(Saved data entries)

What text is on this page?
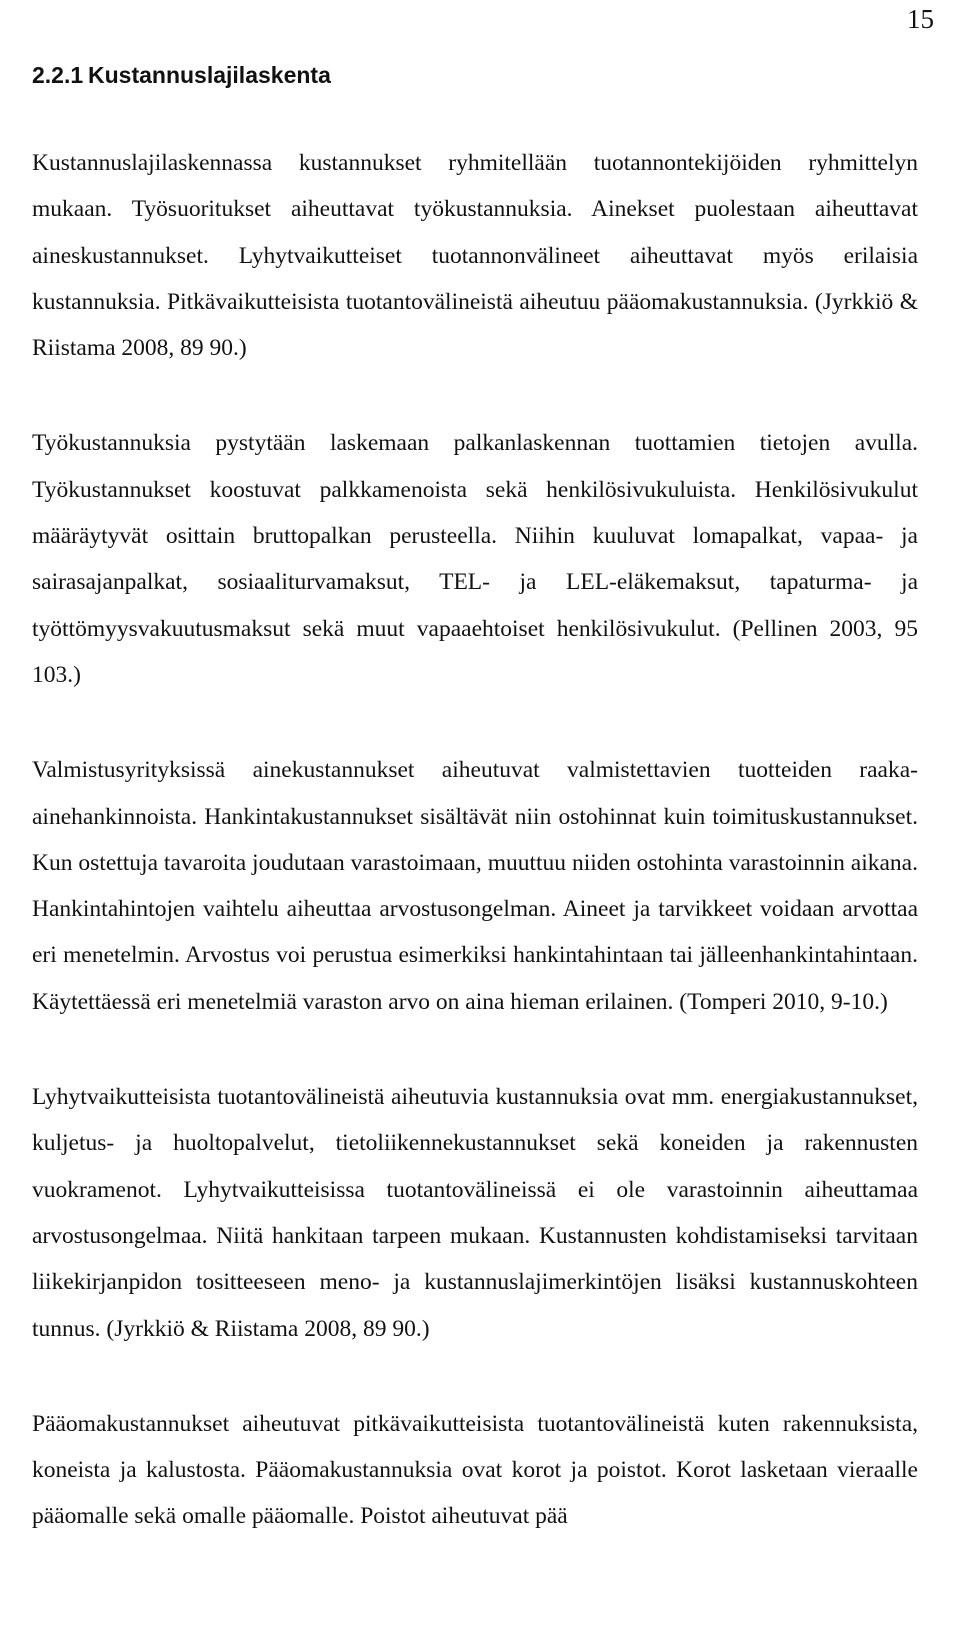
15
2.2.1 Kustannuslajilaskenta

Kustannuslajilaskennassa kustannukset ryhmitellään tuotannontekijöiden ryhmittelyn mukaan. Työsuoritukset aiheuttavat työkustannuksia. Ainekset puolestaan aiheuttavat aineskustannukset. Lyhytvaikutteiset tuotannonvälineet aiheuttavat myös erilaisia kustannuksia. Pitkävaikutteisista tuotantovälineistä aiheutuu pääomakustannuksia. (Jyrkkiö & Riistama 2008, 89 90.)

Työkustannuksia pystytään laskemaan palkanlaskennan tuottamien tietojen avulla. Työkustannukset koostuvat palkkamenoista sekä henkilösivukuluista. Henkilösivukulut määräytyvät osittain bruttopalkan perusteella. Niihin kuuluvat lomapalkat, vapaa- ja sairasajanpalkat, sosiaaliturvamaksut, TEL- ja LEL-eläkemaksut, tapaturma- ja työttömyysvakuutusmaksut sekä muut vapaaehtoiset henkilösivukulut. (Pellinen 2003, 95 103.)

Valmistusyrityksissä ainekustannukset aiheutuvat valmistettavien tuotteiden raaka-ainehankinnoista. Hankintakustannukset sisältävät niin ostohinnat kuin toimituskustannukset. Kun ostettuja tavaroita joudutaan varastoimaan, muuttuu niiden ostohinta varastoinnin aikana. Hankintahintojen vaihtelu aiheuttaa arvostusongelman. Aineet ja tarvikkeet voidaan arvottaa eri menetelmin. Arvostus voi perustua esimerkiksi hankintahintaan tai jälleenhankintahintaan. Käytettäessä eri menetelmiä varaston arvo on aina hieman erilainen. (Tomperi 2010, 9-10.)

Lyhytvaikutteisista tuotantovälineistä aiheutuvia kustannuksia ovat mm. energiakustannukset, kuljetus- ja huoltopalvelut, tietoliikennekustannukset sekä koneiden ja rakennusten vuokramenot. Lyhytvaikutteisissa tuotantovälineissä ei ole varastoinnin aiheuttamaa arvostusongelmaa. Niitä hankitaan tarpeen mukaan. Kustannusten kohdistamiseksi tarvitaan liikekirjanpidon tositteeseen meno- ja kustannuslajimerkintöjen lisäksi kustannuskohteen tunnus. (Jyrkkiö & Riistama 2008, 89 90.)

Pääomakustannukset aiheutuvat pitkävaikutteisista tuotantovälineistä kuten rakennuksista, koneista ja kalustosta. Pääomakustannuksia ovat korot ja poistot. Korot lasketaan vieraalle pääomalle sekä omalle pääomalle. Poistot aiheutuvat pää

* _Exercise description_: Make a verbatim copy of all the entries and strip out the pictures.

* _Task response_:
What text is on this page?
15
2.2.1 Kustannuslajilaskenta

Kustannuslajilaskennassa kustannukset ryhmitellään tuotannontekijöiden ryhmittelyn mukaan. Työsuoritukset aiheuttavat työkustannuksia. Ainekset puolestaan aiheuttavat aineskustannukset. Lyhytvaikutteiset tuotannonvälineet aiheuttavat myös erilaisia kustannuksia. Pitkävaikutteisista tuotantovälineistä aiheutuu pääomakustannuksia. (Jyrkkiö & Riistama 2008, 89 90.)

Työkustannuksia pystytään laskemaan palkanlaskennan tuottamien tietojen avulla. Työkustannukset koostuvat palkkamenoista sekä henkilösivukuluista. Henkilösivukulut määräytyvät osittain bruttopalkan perusteella. Niihin kuuluvat lomapalkat, vapaa- ja sairasajanpalkat, sosiaaliturvamaksut, TEL- ja LEL-eläkemaksut, tapaturma- ja työttömyysvakuutusmaksut sekä muut vapaaehtoiset henkilösivukulut. (Pellinen 2003, 95 103.)

Valmistusyrityksissä ainekustannukset aiheutuvat valmistettavien tuotteiden raaka-ainehankinnoista. Hankintakustannukset sisältävät niin ostohinnat kuin toimituskustannukset. Kun ostettuja tavaroita joudutaan varastoimaan, muuttuu niiden ostohinta varastoinnin aikana. Hankintahintojen vaihtelu aiheuttaa arvostusongelman. Aineet ja tarvikkeet voidaan arvottaa eri menetelmin. Arvostus voi perustua esimerkiksi hankintahintaan tai jälleenhankintahintaan. Käytettäessä eri menetelmiä varaston arvo on aina hieman erilainen. (Tomperi 2010, 9-10.)

Lyhytvaikutteisista tuotantovälineistä aiheutuvia kustannuksia ovat mm. energiakustannukset, kuljetus- ja huoltopalvelut, tietoliikennekustannukset sekä koneiden ja rakennusten vuokramenot. Lyhytvaikutteisissa tuotantovälineissä ei ole varastoinnin aiheuttamaa arvostusongelmaa. Niitä hankitaan tarpeen mukaan. Kustannusten kohdistamiseksi tarvitaan liikekirjanpidon tositteeseen meno- ja kustannuslajimerkintöjen lisäksi kustannuskohteen tunnus. (Jyrkkiö & Riistama 2008, 89 90.)

Pääomakustannukset aiheutuvat pitkävaikutteisista tuotantovälineistä kuten rakennuksista, koneista ja kalustosta. Pääomakustannuksia ovat korot ja poistot. Korot lasketaan vieraalle pääomalle sekä omalle pääomalle. Poistot aiheutuvat pää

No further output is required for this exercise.